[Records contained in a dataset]
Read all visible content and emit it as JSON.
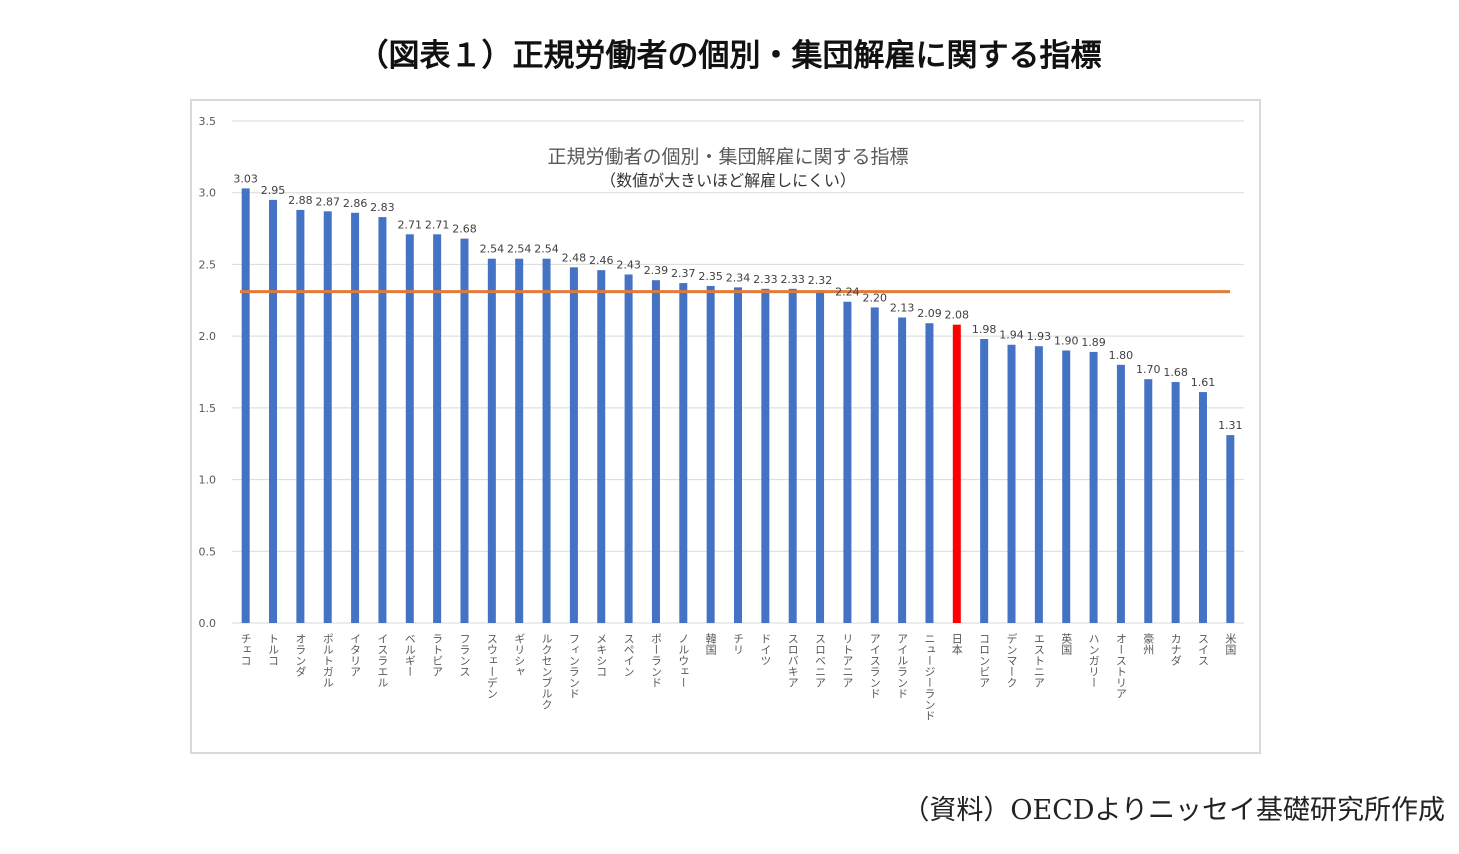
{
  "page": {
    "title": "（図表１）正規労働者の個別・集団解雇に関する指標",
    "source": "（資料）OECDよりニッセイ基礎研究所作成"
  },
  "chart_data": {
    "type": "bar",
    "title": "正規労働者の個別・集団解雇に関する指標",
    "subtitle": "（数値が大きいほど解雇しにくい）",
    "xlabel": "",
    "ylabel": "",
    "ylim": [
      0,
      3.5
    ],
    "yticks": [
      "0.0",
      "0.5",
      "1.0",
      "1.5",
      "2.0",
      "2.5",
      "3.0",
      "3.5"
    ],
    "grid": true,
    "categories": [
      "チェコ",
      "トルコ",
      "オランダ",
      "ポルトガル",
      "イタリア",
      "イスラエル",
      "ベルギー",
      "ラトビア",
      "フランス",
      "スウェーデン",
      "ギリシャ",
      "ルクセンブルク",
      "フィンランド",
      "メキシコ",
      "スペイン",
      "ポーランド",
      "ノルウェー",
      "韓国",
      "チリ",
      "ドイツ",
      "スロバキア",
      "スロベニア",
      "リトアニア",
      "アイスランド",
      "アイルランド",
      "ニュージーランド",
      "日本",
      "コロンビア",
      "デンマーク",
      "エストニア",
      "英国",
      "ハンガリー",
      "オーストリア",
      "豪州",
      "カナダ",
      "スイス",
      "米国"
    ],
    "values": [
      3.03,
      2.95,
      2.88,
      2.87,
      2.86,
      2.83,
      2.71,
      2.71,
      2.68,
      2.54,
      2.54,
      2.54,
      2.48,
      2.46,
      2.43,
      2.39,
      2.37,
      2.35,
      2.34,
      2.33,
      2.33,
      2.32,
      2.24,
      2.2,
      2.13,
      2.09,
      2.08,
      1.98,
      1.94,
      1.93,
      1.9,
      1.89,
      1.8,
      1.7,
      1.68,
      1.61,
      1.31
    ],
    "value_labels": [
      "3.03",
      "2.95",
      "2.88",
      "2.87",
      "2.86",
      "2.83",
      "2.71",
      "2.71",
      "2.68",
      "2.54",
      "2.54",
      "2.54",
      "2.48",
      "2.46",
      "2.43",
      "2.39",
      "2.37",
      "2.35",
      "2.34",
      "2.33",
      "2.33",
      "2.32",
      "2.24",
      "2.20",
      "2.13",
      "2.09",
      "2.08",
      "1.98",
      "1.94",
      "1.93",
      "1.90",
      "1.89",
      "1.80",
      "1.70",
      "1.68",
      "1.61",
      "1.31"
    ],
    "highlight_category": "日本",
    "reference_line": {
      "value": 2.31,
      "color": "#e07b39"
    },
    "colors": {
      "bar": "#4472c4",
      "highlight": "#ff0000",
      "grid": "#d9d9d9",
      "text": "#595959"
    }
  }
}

▶ [REQUIREMENT]: What is the number of lines in the records that contain "集団解雇に関する指標"? Give that number only.

▶ [SOLUTION TO THE PROBLEM]: 2